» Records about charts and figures
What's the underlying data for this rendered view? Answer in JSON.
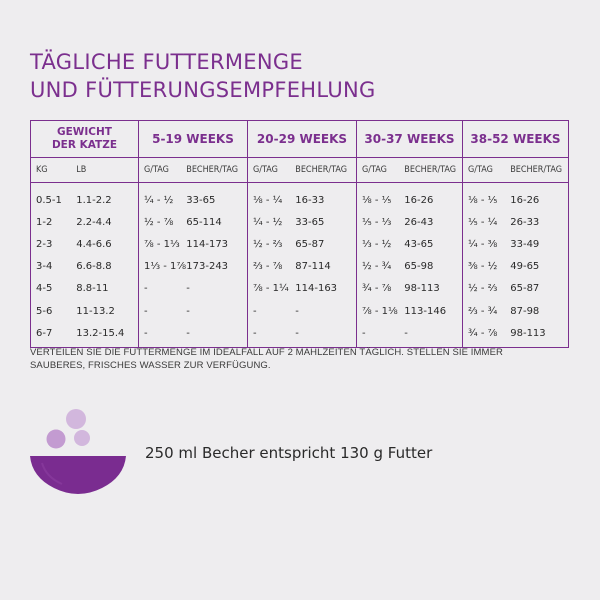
{
  "title": {
    "line1": "TÄGLICHE FUTTERMENGE",
    "line2": "UND FÜTTERUNGSEMPFEHLUNG"
  },
  "table": {
    "weight_header_line1": "GEWICHT",
    "weight_header_line2": "DER KATZE",
    "groups": [
      "5-19 WEEKS",
      "20-29 WEEKS",
      "30-37 WEEKS",
      "38-52 WEEKS"
    ],
    "sub_kg": "KG",
    "sub_lb": "LB",
    "sub_g": "G/TAG",
    "sub_cup": "BECHER/TAG",
    "rows": [
      [
        "0.5-1",
        "1.1-2.2",
        "¼ - ½",
        "33-65",
        "⅛ - ¼",
        "16-33",
        "⅛ - ⅕",
        "16-26",
        "⅛ - ⅕",
        "16-26"
      ],
      [
        "1-2",
        "2.2-4.4",
        "½ - ⅞",
        "65-114",
        "¼ - ½",
        "33-65",
        "⅕ - ⅓",
        "26-43",
        "⅕ - ¼",
        "26-33"
      ],
      [
        "2-3",
        "4.4-6.6",
        "⅞ - 1⅓",
        "114-173",
        "½ - ⅔",
        "65-87",
        "⅓ - ½",
        "43-65",
        "¼ - ⅜",
        "33-49"
      ],
      [
        "3-4",
        "6.6-8.8",
        "1⅓ - 1⅞",
        "173-243",
        "⅔ - ⅞",
        "87-114",
        "½ - ¾",
        "65-98",
        "⅜ - ½",
        "49-65"
      ],
      [
        "4-5",
        "8.8-11",
        "-",
        "-",
        "⅞ - 1¼",
        "114-163",
        "¾ - ⅞",
        "98-113",
        "½ - ⅔",
        "65-87"
      ],
      [
        "5-6",
        "11-13.2",
        "-",
        "-",
        "-",
        "-",
        "⅞ - 1⅛",
        "113-146",
        "⅔ - ¾",
        "87-98"
      ],
      [
        "6-7",
        "13.2-15.4",
        "-",
        "-",
        "-",
        "-",
        "-",
        "-",
        "¾ - ⅞",
        "98-113"
      ]
    ]
  },
  "note": {
    "line1": "VERTEILEN SIE DIE FUTTERMENGE IM IDEALFALL AUF 2 MAHLZEITEN TÄGLICH. STELLEN SIE IMMER",
    "line2": "SAUBERES, FRISCHES WASSER ZUR VERFÜGUNG."
  },
  "cup_info": "250 ml Becher entspricht 130 g Futter",
  "icon": "food-bowl-icon",
  "colors": {
    "accent": "#7b2f8e",
    "bowl": "#7a2c90",
    "kibble_light": "#d2b7dd",
    "kibble_mid": "#c39bd1",
    "background": "#eeedef"
  }
}
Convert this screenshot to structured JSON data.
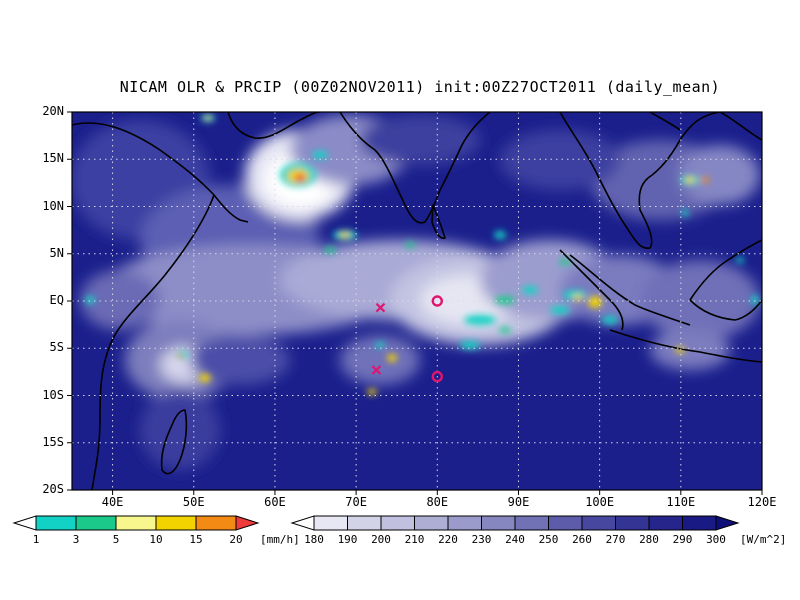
{
  "title": "NICAM OLR & PRCIP (00Z02NOV2011) init:00Z27OCT2011 (daily_mean)",
  "map": {
    "lon_range": [
      35,
      120
    ],
    "lat_range": [
      -20,
      20
    ],
    "lat_ticks": [
      {
        "lat": 20,
        "label": "20N"
      },
      {
        "lat": 15,
        "label": "15N"
      },
      {
        "lat": 10,
        "label": "10N"
      },
      {
        "lat": 5,
        "label": "5N"
      },
      {
        "lat": 0,
        "label": "EQ"
      },
      {
        "lat": -5,
        "label": "5S"
      },
      {
        "lat": -10,
        "label": "10S"
      },
      {
        "lat": -15,
        "label": "15S"
      },
      {
        "lat": -20,
        "label": "20S"
      }
    ],
    "lon_ticks": [
      {
        "lon": 40,
        "label": "40E"
      },
      {
        "lon": 50,
        "label": "50E"
      },
      {
        "lon": 60,
        "label": "60E"
      },
      {
        "lon": 70,
        "label": "70E"
      },
      {
        "lon": 80,
        "label": "80E"
      },
      {
        "lon": 90,
        "label": "90E"
      },
      {
        "lon": 100,
        "label": "100E"
      },
      {
        "lon": 110,
        "label": "110E"
      },
      {
        "lon": 120,
        "label": "120E"
      }
    ],
    "grid": "dotted",
    "background_color": "#1a1f8c",
    "markers": [
      {
        "type": "x",
        "lon": 73,
        "lat": -0.7,
        "color": "#e0156e"
      },
      {
        "type": "o",
        "lon": 80,
        "lat": 0,
        "color": "#e0156e"
      },
      {
        "type": "x",
        "lon": 72.5,
        "lat": -7.3,
        "color": "#e0156e"
      },
      {
        "type": "o",
        "lon": 80,
        "lat": -8,
        "color": "#e0156e"
      }
    ]
  },
  "precip_colorbar": {
    "labels": [
      "1",
      "3",
      "5",
      "10",
      "15",
      "20"
    ],
    "colors": [
      "#ffffff",
      "#12d1c5",
      "#1bc98a",
      "#f7f78e",
      "#f2d300",
      "#f28a13",
      "#ee3a3a"
    ],
    "unit": "[mm/h]"
  },
  "olr_colorbar": {
    "labels": [
      "180",
      "190",
      "200",
      "210",
      "220",
      "230",
      "240",
      "250",
      "260",
      "270",
      "280",
      "290",
      "300"
    ],
    "colors": [
      "#ffffff",
      "#e7e7f3",
      "#d3d3e8",
      "#c1c1df",
      "#aeaed5",
      "#9b9bcb",
      "#8686c0",
      "#7171b6",
      "#5c5caa",
      "#4747a0",
      "#343495",
      "#25258c",
      "#1a1a84",
      "#0e0e78"
    ],
    "unit": "[W/m^2]"
  }
}
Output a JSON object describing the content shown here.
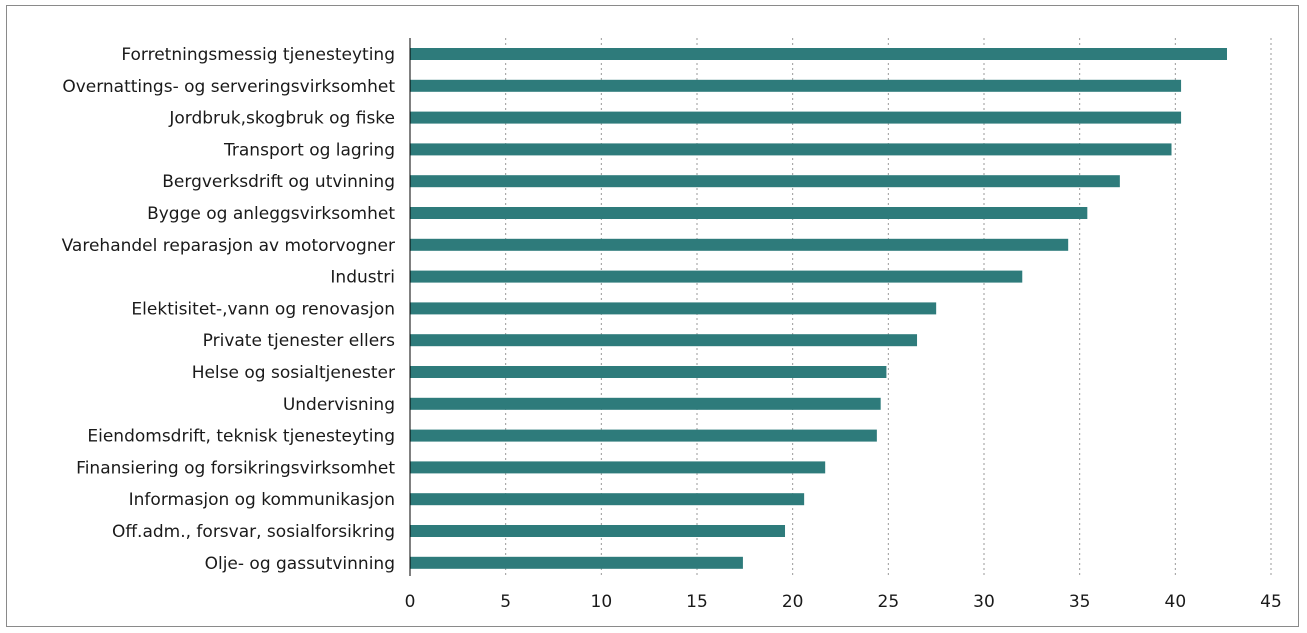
{
  "chart_data": {
    "type": "bar",
    "orientation": "horizontal",
    "categories": [
      "Forretningsmessig tjenesteyting",
      "Overnattings- og serveringsvirksomhet",
      "Jordbruk,skogbruk og fiske",
      "Transport og lagring",
      "Bergverksdrift og utvinning",
      "Bygge og anleggsvirksomhet",
      "Varehandel reparasjon av motorvogner",
      "Industri",
      "Elektisitet-,vann og renovasjon",
      "Private tjenester ellers",
      "Helse og sosialtjenester",
      "Undervisning",
      "Eiendomsdrift, teknisk tjenesteyting",
      "Finansiering og forsikringsvirksomhet",
      "Informasjon og kommunikasjon",
      "Off.adm., forsvar, sosialforsikring",
      "Olje- og gassutvinning"
    ],
    "values": [
      42.7,
      40.3,
      40.3,
      39.8,
      37.1,
      35.4,
      34.4,
      32.0,
      27.5,
      26.5,
      24.9,
      24.6,
      24.4,
      21.7,
      20.6,
      19.6,
      17.4
    ],
    "xlim": [
      0,
      45
    ],
    "xticks": [
      0,
      5,
      10,
      15,
      20,
      25,
      30,
      35,
      40,
      45
    ],
    "title": "",
    "xlabel": "",
    "ylabel": "",
    "grid": "vertical-dotted",
    "bar_color": "#2e7b7b"
  }
}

» Required work
Skip the pictures and transcribe the rest of the records exactly.

» Reply
What's the underlying data for this rendered view? Answer in JSON.
{
  "title": {
    "line1": "TÄGLICHE FUTTERMENGE",
    "line2": "UND FÜTTERUNGSEMPFEHLUNG"
  },
  "table": {
    "weight_header_line1": "GEWICHT",
    "weight_header_line2": "DER KATZE",
    "groups": [
      "5-19 WEEKS",
      "20-29 WEEKS",
      "30-37 WEEKS",
      "38-52 WEEKS"
    ],
    "sub_kg": "KG",
    "sub_lb": "LB",
    "sub_g": "G/TAG",
    "sub_cup": "BECHER/TAG",
    "rows": [
      [
        "0.5-1",
        "1.1-2.2",
        "¼ - ½",
        "33-65",
        "⅛ - ¼",
        "16-33",
        "⅛ - ⅕",
        "16-26",
        "⅛ - ⅕",
        "16-26"
      ],
      [
        "1-2",
        "2.2-4.4",
        "½ - ⅞",
        "65-114",
        "¼ - ½",
        "33-65",
        "⅕ - ⅓",
        "26-43",
        "⅕ - ¼",
        "26-33"
      ],
      [
        "2-3",
        "4.4-6.6",
        "⅞ - 1⅓",
        "114-173",
        "½ - ⅔",
        "65-87",
        "⅓ - ½",
        "43-65",
        "¼ - ⅜",
        "33-49"
      ],
      [
        "3-4",
        "6.6-8.8",
        "1⅓ - 1⅞",
        "173-243",
        "⅔ - ⅞",
        "87-114",
        "½ - ¾",
        "65-98",
        "⅜ - ½",
        "49-65"
      ],
      [
        "4-5",
        "8.8-11",
        "-",
        "-",
        "⅞ - 1¼",
        "114-163",
        "¾ - ⅞",
        "98-113",
        "½ - ⅔",
        "65-87"
      ],
      [
        "5-6",
        "11-13.2",
        "-",
        "-",
        "-",
        "-",
        "⅞ - 1⅛",
        "113-146",
        "⅔ - ¾",
        "87-98"
      ],
      [
        "6-7",
        "13.2-15.4",
        "-",
        "-",
        "-",
        "-",
        "-",
        "-",
        "¾ - ⅞",
        "98-113"
      ]
    ]
  },
  "note": {
    "line1": "VERTEILEN SIE DIE FUTTERMENGE IM IDEALFALL AUF 2 MAHLZEITEN TÄGLICH. STELLEN SIE IMMER",
    "line2": "SAUBERES, FRISCHES WASSER ZUR VERFÜGUNG."
  },
  "cup_info": "250 ml Becher entspricht 130 g Futter",
  "icon": "food-bowl-icon",
  "colors": {
    "accent": "#7b2f8e",
    "bowl": "#7a2c90",
    "kibble_light": "#d2b7dd",
    "kibble_mid": "#c39bd1",
    "background": "#eeedef"
  }
}
Convert this screenshot to structured JSON data.
{
  "title": "NICAM OLR & PRCIP (00Z02NOV2011) init:00Z27OCT2011 (daily_mean)",
  "map": {
    "lon_range": [
      35,
      120
    ],
    "lat_range": [
      -20,
      20
    ],
    "lat_ticks": [
      {
        "lat": 20,
        "label": "20N"
      },
      {
        "lat": 15,
        "label": "15N"
      },
      {
        "lat": 10,
        "label": "10N"
      },
      {
        "lat": 5,
        "label": "5N"
      },
      {
        "lat": 0,
        "label": "EQ"
      },
      {
        "lat": -5,
        "label": "5S"
      },
      {
        "lat": -10,
        "label": "10S"
      },
      {
        "lat": -15,
        "label": "15S"
      },
      {
        "lat": -20,
        "label": "20S"
      }
    ],
    "lon_ticks": [
      {
        "lon": 40,
        "label": "40E"
      },
      {
        "lon": 50,
        "label": "50E"
      },
      {
        "lon": 60,
        "label": "60E"
      },
      {
        "lon": 70,
        "label": "70E"
      },
      {
        "lon": 80,
        "label": "80E"
      },
      {
        "lon": 90,
        "label": "90E"
      },
      {
        "lon": 100,
        "label": "100E"
      },
      {
        "lon": 110,
        "label": "110E"
      },
      {
        "lon": 120,
        "label": "120E"
      }
    ],
    "grid": "dotted",
    "background_color": "#1a1f8c",
    "markers": [
      {
        "type": "x",
        "lon": 73,
        "lat": -0.7,
        "color": "#e0156e"
      },
      {
        "type": "o",
        "lon": 80,
        "lat": 0,
        "color": "#e0156e"
      },
      {
        "type": "x",
        "lon": 72.5,
        "lat": -7.3,
        "color": "#e0156e"
      },
      {
        "type": "o",
        "lon": 80,
        "lat": -8,
        "color": "#e0156e"
      }
    ]
  },
  "precip_colorbar": {
    "labels": [
      "1",
      "3",
      "5",
      "10",
      "15",
      "20"
    ],
    "colors": [
      "#ffffff",
      "#12d1c5",
      "#1bc98a",
      "#f7f78e",
      "#f2d300",
      "#f28a13",
      "#ee3a3a"
    ],
    "unit": "[mm/h]"
  },
  "olr_colorbar": {
    "labels": [
      "180",
      "190",
      "200",
      "210",
      "220",
      "230",
      "240",
      "250",
      "260",
      "270",
      "280",
      "290",
      "300"
    ],
    "colors": [
      "#ffffff",
      "#e7e7f3",
      "#d3d3e8",
      "#c1c1df",
      "#aeaed5",
      "#9b9bcb",
      "#8686c0",
      "#7171b6",
      "#5c5caa",
      "#4747a0",
      "#343495",
      "#25258c",
      "#1a1a84",
      "#0e0e78"
    ],
    "unit": "[W/m^2]"
  }
}
Output a JSON object describing the content shown here.
{
  "chart_data": {
    "type": "bar",
    "orientation": "horizontal",
    "categories": [
      "Forretningsmessig tjenesteyting",
      "Overnattings- og serveringsvirksomhet",
      "Jordbruk,skogbruk og fiske",
      "Transport og lagring",
      "Bergverksdrift og utvinning",
      "Bygge og anleggsvirksomhet",
      "Varehandel reparasjon av motorvogner",
      "Industri",
      "Elektisitet-,vann og renovasjon",
      "Private tjenester ellers",
      "Helse og sosialtjenester",
      "Undervisning",
      "Eiendomsdrift, teknisk tjenesteyting",
      "Finansiering og forsikringsvirksomhet",
      "Informasjon og kommunikasjon",
      "Off.adm., forsvar, sosialforsikring",
      "Olje- og gassutvinning"
    ],
    "values": [
      42.7,
      40.3,
      40.3,
      39.8,
      37.1,
      35.4,
      34.4,
      32.0,
      27.5,
      26.5,
      24.9,
      24.6,
      24.4,
      21.7,
      20.6,
      19.6,
      17.4
    ],
    "xlim": [
      0,
      45
    ],
    "xticks": [
      0,
      5,
      10,
      15,
      20,
      25,
      30,
      35,
      40,
      45
    ],
    "title": "",
    "xlabel": "",
    "ylabel": "",
    "grid": "vertical-dotted",
    "bar_color": "#2e7b7b"
  }
}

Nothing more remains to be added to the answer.